[TASK] Extract every line below that contains the word "relación".

[INPUT RECORDS]
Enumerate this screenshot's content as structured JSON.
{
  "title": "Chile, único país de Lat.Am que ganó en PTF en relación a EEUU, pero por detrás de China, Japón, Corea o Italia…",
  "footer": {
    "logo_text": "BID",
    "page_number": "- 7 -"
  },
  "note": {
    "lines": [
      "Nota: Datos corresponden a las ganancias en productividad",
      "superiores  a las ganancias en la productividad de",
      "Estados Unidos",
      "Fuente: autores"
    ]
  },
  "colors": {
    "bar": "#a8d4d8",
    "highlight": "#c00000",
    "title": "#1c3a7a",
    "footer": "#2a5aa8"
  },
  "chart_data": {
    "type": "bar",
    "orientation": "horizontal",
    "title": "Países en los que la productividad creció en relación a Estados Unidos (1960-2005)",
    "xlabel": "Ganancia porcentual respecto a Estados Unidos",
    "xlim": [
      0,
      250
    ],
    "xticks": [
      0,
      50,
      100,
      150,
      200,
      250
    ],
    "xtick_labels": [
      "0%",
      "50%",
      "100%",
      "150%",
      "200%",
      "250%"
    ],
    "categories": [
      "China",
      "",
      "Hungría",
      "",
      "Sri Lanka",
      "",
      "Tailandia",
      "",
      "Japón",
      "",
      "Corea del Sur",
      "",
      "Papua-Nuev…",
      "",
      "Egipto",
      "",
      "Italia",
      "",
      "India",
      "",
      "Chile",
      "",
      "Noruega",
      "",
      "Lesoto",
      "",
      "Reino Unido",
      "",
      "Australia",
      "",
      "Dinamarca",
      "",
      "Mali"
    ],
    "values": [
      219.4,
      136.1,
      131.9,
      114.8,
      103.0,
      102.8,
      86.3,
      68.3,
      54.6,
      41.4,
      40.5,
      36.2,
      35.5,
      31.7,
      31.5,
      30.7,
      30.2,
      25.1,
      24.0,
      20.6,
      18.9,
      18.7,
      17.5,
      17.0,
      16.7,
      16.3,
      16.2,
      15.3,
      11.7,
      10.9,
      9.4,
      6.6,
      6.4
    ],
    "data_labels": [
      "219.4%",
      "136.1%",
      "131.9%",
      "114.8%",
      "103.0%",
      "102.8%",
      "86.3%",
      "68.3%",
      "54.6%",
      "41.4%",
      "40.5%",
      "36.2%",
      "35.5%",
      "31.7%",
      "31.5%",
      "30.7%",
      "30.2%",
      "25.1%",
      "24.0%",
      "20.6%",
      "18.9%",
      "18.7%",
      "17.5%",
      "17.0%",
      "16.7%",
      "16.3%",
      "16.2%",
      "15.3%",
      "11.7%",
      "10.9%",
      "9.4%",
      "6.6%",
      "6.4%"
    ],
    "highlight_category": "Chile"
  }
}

[SOLVED PROBLEM]
  "title": "Chile, único país de Lat.Am que ganó en PTF en relación a EEUU, pero por detrás de China, Japón, Corea o Italia…",
    "title": "Países en los que la productividad creció en relación a Estados Unidos (1960-2005)",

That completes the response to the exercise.